— TASK DETAILS —
Copy every line of the data that contains the string "Index".

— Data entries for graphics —
+++

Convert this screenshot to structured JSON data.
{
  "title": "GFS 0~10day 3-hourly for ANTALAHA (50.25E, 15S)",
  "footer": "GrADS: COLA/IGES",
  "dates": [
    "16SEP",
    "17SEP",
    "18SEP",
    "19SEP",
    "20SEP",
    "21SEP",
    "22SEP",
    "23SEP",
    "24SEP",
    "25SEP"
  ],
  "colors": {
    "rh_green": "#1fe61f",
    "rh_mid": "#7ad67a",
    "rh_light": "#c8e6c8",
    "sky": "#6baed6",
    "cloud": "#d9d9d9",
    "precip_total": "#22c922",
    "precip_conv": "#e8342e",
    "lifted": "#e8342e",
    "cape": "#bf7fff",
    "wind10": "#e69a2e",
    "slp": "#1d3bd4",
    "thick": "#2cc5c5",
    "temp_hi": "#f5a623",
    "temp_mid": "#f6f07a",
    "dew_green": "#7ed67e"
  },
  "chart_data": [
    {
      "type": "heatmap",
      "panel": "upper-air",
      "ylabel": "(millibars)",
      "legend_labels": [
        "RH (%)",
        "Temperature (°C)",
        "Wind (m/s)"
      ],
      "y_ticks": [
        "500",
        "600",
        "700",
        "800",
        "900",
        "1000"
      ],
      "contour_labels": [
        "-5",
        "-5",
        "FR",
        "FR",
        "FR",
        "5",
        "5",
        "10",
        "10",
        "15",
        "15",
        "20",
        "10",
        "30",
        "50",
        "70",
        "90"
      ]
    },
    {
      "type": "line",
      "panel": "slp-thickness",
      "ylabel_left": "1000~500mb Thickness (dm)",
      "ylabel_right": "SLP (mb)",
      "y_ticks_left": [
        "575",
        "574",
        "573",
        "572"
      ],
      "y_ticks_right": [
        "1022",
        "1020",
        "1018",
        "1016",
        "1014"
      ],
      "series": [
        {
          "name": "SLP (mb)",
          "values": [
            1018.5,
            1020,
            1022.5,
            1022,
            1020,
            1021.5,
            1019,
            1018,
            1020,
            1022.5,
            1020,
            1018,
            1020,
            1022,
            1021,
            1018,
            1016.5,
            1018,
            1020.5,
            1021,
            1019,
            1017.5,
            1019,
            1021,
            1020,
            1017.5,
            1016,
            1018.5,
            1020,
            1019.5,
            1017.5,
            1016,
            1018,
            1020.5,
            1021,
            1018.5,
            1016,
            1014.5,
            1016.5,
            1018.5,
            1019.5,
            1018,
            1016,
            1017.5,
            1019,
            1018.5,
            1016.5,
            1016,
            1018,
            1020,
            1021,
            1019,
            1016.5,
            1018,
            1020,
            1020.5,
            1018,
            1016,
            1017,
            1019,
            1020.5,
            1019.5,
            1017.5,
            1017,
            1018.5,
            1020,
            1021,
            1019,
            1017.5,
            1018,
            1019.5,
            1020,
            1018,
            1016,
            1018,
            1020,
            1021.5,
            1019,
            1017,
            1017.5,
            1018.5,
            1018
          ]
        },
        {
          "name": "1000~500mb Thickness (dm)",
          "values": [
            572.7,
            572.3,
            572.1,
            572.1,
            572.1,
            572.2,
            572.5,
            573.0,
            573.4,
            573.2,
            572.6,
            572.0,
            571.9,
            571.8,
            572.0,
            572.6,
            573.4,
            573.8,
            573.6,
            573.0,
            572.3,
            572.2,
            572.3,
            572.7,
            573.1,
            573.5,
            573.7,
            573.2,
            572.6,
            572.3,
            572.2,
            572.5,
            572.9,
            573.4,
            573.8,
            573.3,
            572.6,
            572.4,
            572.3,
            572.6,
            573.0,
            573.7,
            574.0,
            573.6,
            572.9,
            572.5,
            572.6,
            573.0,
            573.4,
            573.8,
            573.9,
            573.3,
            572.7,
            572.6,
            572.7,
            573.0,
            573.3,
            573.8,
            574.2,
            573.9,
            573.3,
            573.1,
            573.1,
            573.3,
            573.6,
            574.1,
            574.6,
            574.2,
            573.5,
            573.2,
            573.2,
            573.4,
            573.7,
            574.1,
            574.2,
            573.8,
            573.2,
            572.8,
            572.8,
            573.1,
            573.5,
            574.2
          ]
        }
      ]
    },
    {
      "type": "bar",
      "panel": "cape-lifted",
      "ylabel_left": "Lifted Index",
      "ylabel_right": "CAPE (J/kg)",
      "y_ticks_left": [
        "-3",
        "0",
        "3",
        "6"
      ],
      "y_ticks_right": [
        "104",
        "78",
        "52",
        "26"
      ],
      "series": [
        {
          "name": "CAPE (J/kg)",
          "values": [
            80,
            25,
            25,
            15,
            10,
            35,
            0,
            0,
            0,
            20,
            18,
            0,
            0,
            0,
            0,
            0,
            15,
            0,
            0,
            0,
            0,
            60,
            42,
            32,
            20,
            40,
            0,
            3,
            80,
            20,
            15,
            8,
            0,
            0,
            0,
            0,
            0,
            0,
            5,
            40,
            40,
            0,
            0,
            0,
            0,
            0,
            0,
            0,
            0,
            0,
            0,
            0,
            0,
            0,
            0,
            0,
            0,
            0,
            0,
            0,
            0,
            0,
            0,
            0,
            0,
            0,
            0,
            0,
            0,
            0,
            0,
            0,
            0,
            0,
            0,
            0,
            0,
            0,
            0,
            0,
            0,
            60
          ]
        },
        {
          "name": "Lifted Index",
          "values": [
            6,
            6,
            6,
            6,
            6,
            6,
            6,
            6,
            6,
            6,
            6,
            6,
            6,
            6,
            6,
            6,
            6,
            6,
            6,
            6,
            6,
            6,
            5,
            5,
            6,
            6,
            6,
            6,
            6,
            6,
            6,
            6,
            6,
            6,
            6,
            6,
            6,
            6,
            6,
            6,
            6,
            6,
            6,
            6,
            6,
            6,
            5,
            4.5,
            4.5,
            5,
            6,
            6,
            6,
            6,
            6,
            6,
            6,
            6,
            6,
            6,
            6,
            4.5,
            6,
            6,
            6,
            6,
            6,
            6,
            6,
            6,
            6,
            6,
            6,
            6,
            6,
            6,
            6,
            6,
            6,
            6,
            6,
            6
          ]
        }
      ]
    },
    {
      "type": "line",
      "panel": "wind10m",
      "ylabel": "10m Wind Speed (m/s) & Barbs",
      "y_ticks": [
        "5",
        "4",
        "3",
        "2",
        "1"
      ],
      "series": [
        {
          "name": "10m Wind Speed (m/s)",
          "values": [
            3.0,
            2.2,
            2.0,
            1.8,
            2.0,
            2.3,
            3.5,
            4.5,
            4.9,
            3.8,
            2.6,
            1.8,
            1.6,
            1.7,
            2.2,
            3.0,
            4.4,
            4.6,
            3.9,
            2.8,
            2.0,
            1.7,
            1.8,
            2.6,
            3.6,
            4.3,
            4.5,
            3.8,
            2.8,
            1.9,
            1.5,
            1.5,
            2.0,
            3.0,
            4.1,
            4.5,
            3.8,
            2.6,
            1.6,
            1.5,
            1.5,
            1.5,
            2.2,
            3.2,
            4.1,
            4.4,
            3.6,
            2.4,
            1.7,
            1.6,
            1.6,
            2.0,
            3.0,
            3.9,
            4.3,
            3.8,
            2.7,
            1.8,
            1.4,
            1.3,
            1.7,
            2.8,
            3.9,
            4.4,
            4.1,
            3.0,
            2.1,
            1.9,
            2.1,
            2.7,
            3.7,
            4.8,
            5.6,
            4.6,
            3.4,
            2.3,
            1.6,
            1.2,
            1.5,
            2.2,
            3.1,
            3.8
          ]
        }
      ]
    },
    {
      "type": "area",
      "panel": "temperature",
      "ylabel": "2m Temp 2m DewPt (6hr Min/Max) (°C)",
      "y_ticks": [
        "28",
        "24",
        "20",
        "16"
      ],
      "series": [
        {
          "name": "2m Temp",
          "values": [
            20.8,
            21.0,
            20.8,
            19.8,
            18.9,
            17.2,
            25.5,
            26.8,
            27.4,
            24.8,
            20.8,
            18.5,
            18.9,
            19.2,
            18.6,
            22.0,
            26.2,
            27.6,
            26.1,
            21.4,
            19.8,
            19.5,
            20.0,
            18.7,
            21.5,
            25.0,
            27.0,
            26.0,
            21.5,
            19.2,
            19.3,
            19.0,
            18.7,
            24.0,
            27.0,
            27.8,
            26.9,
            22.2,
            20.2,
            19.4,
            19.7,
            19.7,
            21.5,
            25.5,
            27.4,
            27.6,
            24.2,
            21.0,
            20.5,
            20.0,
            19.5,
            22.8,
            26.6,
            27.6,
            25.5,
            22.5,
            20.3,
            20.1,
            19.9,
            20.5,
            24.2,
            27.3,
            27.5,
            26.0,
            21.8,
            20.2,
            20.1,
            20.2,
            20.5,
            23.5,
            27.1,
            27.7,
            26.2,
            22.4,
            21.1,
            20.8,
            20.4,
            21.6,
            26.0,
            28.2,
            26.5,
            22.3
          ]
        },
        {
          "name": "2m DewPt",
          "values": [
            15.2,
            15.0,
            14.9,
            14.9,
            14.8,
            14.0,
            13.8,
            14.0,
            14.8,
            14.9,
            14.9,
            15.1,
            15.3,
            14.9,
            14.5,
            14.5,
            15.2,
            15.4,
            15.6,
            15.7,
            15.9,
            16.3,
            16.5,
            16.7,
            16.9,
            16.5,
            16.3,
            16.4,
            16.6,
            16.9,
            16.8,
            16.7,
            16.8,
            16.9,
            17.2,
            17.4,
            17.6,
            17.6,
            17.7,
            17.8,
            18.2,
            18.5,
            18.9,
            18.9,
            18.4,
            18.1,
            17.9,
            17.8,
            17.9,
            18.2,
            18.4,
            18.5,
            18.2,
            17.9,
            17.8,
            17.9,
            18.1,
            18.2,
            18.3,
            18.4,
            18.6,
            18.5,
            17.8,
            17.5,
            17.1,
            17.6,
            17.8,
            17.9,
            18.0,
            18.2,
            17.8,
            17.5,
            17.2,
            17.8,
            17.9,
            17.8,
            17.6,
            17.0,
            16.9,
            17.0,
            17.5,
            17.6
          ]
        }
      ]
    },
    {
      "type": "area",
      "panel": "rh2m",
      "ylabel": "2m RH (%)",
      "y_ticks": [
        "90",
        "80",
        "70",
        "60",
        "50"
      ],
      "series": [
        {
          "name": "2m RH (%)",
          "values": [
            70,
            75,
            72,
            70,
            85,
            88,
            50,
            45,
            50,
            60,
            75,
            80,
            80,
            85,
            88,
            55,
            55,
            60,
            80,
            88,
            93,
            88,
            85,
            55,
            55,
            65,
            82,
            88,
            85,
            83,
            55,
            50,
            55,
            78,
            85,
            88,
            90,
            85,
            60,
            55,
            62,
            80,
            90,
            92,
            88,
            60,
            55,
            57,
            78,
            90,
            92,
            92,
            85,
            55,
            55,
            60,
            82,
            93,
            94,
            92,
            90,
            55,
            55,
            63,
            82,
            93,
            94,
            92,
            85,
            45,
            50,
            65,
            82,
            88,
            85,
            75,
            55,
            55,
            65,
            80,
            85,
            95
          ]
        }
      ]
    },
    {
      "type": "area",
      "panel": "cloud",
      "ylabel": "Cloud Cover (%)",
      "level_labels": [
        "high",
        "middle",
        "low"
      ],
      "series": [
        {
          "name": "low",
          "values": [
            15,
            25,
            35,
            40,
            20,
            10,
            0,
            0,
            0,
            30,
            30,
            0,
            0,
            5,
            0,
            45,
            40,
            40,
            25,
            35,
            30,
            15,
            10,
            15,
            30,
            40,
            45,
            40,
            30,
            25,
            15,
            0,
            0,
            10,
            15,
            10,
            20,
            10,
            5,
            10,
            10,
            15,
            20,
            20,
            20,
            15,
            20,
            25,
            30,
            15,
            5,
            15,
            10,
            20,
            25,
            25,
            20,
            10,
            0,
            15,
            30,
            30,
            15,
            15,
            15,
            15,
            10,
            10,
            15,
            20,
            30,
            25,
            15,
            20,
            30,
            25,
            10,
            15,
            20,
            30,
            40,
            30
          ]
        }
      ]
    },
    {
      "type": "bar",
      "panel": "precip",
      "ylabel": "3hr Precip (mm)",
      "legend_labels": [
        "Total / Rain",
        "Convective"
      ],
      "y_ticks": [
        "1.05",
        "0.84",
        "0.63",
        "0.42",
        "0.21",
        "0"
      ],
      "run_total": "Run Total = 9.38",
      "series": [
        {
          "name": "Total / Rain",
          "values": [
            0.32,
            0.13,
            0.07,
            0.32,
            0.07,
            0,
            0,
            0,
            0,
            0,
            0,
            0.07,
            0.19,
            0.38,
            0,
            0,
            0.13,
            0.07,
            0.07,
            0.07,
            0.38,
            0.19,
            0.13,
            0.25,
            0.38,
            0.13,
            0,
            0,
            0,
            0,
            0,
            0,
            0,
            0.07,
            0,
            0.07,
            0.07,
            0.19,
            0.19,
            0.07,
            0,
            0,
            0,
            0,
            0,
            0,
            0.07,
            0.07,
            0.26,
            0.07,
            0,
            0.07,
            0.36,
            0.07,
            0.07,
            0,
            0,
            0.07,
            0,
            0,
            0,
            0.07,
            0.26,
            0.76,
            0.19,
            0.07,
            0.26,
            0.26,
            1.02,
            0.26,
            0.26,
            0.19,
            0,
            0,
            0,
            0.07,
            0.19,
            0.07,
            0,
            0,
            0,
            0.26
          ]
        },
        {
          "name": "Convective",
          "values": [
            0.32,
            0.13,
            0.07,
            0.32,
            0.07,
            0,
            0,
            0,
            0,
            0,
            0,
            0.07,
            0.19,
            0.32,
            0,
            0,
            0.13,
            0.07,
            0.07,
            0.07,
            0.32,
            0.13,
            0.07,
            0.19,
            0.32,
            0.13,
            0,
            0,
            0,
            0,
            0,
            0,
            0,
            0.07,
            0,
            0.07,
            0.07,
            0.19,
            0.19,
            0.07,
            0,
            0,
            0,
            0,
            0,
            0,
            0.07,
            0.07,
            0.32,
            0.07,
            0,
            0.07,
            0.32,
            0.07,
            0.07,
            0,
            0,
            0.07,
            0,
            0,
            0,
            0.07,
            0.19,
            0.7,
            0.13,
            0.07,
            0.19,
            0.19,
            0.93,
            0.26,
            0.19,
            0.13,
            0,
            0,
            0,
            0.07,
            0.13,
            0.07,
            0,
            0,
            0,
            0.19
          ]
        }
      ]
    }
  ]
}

+++

— EXERCISE RESULT —
      "ylabel_left": "Lifted Index",
          "name": "Lifted Index",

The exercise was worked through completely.